◆ Exercise prompt
Leave the pictures out, and retype all of the material exactly as written.

"""

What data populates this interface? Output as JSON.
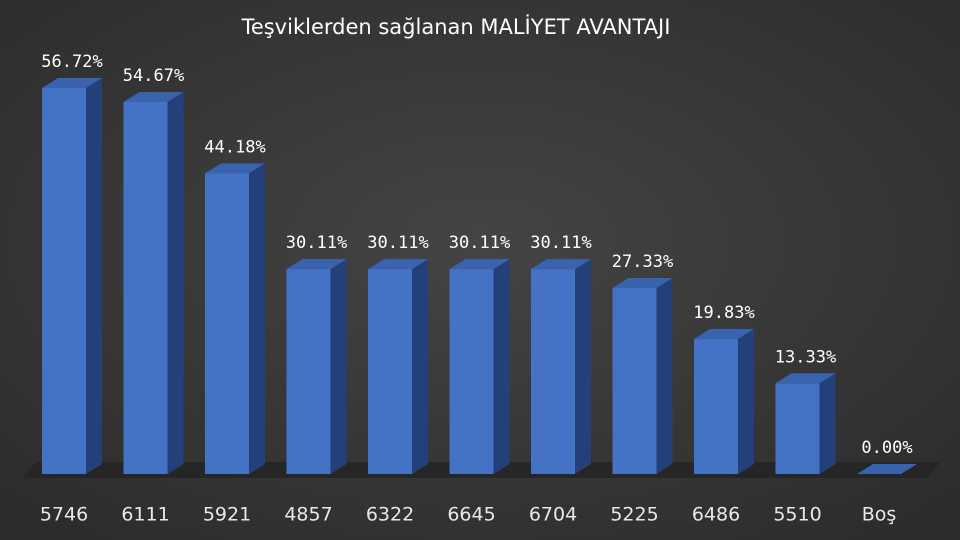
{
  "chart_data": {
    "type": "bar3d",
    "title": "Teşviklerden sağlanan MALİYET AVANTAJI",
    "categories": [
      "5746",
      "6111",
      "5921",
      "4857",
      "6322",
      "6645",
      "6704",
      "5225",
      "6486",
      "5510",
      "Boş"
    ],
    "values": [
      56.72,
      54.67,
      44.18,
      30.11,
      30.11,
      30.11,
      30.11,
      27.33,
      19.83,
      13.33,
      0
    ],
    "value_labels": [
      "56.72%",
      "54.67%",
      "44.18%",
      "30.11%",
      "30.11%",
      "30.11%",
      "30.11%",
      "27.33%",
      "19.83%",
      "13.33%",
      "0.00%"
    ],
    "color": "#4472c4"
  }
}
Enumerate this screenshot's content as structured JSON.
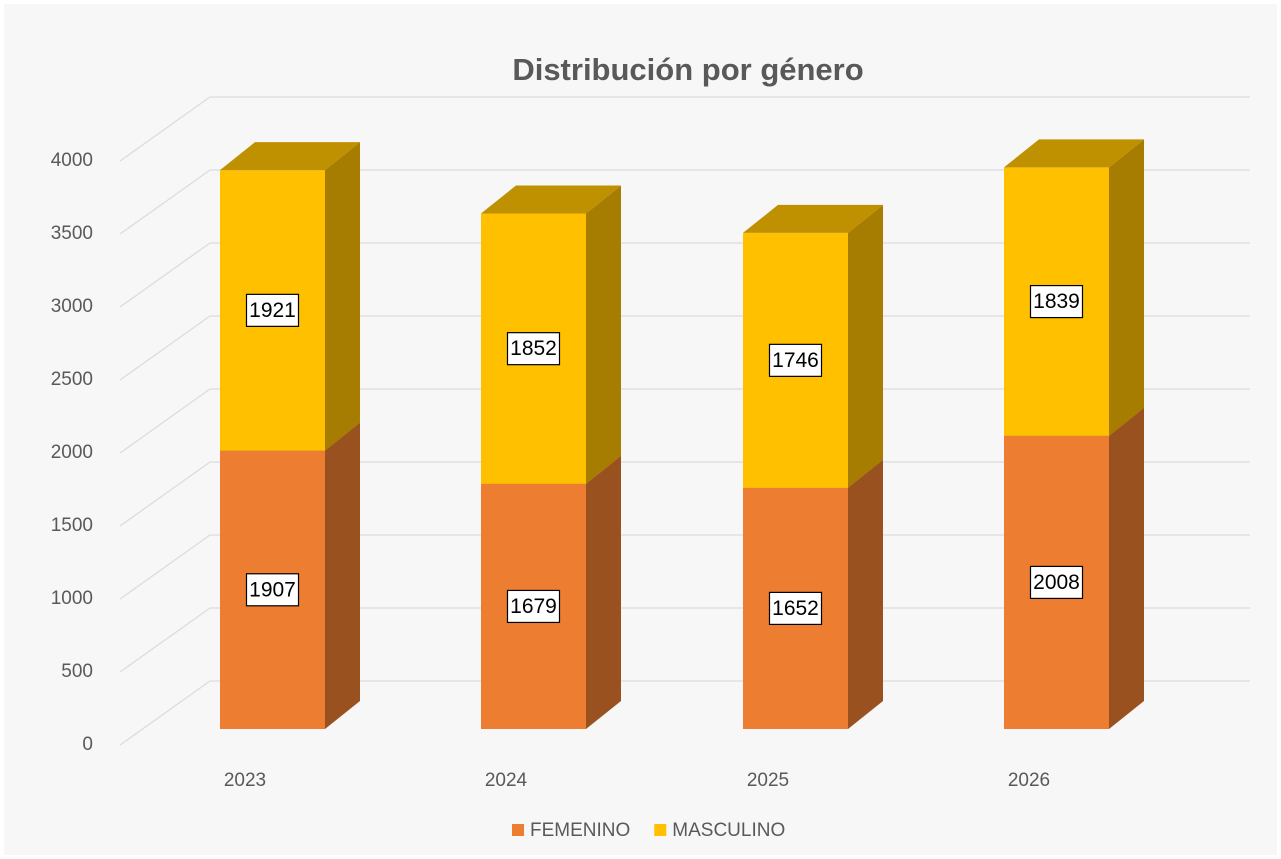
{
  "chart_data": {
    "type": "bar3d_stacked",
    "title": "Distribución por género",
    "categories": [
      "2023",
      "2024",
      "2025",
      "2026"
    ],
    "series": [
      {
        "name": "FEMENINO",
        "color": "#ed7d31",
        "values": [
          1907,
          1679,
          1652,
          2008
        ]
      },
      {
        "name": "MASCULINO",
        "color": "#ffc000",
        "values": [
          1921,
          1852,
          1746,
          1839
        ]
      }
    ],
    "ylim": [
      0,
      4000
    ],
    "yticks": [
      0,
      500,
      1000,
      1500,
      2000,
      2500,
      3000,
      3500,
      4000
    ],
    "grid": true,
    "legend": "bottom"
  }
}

"""

◆ Answer in full
What data populates this interface? Output as JSON.
{
  "chart_data": {
    "type": "bar3d",
    "title": "Teşviklerden sağlanan MALİYET AVANTAJI",
    "categories": [
      "5746",
      "6111",
      "5921",
      "4857",
      "6322",
      "6645",
      "6704",
      "5225",
      "6486",
      "5510",
      "Boş"
    ],
    "values": [
      56.72,
      54.67,
      44.18,
      30.11,
      30.11,
      30.11,
      30.11,
      27.33,
      19.83,
      13.33,
      0
    ],
    "value_labels": [
      "56.72%",
      "54.67%",
      "44.18%",
      "30.11%",
      "30.11%",
      "30.11%",
      "30.11%",
      "27.33%",
      "19.83%",
      "13.33%",
      "0.00%"
    ],
    "color": "#4472c4"
  }
}
Enumerate this screenshot's content as structured JSON.
{
  "chart_data": {
    "type": "bar3d_stacked",
    "title": "Distribución por género",
    "categories": [
      "2023",
      "2024",
      "2025",
      "2026"
    ],
    "series": [
      {
        "name": "FEMENINO",
        "color": "#ed7d31",
        "values": [
          1907,
          1679,
          1652,
          2008
        ]
      },
      {
        "name": "MASCULINO",
        "color": "#ffc000",
        "values": [
          1921,
          1852,
          1746,
          1839
        ]
      }
    ],
    "ylim": [
      0,
      4000
    ],
    "yticks": [
      0,
      500,
      1000,
      1500,
      2000,
      2500,
      3000,
      3500,
      4000
    ],
    "grid": true,
    "legend": "bottom"
  }
}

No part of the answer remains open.